* [What the task asks]:
Select all lines in the records that include "verified".
--- start ---
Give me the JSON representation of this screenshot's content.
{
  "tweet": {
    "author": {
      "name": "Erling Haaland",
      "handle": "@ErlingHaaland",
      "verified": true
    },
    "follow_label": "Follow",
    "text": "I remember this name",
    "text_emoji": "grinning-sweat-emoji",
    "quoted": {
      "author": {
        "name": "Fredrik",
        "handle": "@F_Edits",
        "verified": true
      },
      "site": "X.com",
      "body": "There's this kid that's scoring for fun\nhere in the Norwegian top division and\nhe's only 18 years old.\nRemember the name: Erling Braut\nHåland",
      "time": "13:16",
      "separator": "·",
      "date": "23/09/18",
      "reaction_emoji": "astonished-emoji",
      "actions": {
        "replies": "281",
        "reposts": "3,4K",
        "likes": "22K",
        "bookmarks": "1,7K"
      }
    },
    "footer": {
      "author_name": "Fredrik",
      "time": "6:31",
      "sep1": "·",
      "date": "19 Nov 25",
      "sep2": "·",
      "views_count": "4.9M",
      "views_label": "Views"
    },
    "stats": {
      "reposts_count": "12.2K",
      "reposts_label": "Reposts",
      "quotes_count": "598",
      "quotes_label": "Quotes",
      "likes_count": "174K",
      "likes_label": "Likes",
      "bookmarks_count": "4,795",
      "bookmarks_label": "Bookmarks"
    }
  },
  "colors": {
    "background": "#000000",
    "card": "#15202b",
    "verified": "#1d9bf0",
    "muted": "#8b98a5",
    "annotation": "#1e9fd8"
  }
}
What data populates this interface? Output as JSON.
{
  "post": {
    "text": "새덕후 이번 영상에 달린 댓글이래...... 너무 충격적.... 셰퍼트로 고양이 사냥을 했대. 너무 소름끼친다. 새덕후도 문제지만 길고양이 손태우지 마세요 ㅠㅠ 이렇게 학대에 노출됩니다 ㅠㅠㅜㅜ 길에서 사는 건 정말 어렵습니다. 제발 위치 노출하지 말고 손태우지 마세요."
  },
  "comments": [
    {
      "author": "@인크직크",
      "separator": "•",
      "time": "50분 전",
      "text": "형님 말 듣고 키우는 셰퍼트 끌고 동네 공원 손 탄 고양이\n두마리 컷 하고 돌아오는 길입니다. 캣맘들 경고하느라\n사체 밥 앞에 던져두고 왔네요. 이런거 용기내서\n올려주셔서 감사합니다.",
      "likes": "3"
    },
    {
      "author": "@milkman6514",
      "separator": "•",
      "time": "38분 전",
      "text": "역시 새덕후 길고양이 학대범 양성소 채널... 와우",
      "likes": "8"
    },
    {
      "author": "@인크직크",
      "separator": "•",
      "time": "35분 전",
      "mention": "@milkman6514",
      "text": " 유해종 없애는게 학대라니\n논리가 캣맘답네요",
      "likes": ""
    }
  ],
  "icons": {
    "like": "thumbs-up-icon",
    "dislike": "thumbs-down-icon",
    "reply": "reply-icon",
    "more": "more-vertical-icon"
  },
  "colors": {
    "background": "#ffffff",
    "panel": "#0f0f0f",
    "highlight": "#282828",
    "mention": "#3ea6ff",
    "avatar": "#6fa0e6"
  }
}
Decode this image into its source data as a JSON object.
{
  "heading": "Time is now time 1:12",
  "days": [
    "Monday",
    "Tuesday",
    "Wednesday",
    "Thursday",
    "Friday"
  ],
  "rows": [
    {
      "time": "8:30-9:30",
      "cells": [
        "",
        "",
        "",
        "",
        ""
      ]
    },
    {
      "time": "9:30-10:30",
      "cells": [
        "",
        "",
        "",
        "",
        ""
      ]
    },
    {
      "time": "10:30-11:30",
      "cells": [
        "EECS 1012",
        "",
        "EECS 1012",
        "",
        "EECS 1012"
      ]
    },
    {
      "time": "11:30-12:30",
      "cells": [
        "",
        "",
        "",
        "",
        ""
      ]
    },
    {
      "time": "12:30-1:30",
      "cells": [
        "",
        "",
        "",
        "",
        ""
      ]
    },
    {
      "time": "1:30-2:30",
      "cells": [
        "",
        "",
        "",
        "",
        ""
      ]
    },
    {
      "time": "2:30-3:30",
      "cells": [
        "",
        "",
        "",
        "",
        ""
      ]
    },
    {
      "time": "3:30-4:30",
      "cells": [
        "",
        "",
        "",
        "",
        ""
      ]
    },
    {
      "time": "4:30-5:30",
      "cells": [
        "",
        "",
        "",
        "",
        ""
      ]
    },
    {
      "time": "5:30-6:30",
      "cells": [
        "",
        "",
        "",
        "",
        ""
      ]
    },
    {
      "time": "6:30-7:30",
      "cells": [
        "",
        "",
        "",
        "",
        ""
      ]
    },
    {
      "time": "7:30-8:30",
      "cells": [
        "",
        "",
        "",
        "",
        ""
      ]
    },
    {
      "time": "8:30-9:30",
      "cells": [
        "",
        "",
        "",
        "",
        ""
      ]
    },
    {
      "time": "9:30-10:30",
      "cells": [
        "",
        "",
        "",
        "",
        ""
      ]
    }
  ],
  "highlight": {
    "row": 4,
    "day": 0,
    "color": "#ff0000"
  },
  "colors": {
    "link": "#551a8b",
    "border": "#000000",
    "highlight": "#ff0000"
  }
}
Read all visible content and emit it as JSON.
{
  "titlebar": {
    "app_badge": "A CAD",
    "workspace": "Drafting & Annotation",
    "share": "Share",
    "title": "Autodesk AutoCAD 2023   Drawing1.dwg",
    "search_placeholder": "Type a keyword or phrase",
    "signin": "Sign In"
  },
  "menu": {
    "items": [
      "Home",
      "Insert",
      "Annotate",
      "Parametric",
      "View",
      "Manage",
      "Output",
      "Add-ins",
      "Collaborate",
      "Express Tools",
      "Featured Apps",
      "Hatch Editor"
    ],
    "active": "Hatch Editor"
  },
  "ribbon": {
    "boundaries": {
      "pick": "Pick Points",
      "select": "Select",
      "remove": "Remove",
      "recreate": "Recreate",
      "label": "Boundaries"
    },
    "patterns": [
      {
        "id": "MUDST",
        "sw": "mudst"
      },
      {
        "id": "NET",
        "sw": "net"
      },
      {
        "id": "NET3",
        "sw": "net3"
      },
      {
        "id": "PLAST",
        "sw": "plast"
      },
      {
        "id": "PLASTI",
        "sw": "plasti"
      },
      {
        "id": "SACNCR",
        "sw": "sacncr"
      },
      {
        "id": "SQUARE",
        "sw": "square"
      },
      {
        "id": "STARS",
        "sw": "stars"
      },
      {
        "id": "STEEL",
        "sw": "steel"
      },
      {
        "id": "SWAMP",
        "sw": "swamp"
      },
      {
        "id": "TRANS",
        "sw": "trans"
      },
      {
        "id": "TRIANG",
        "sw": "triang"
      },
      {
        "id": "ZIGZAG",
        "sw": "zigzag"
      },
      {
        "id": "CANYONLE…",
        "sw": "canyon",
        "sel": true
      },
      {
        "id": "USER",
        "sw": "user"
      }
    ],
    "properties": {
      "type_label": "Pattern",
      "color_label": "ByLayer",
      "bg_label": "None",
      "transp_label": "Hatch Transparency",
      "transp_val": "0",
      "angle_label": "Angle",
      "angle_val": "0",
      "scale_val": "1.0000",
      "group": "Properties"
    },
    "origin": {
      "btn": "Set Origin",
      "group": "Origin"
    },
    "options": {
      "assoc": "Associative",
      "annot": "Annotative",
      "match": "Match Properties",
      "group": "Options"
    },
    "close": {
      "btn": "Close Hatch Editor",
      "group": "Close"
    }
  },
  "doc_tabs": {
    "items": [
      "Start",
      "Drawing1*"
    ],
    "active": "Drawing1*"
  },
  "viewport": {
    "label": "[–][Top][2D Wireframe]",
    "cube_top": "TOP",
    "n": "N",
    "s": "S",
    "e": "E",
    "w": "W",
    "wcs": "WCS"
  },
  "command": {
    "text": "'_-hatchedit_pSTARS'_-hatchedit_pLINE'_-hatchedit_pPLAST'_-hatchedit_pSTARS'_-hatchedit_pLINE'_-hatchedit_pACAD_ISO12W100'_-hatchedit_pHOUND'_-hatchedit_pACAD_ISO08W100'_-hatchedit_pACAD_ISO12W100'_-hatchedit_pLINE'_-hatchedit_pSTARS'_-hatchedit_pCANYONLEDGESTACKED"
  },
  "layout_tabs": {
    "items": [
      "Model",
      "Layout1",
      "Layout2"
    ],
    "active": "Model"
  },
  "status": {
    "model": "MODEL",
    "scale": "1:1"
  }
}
--- end ---
* [Solution for this problem]:
      "verified": true
        "verified": true
    "verified": "#1d9bf0",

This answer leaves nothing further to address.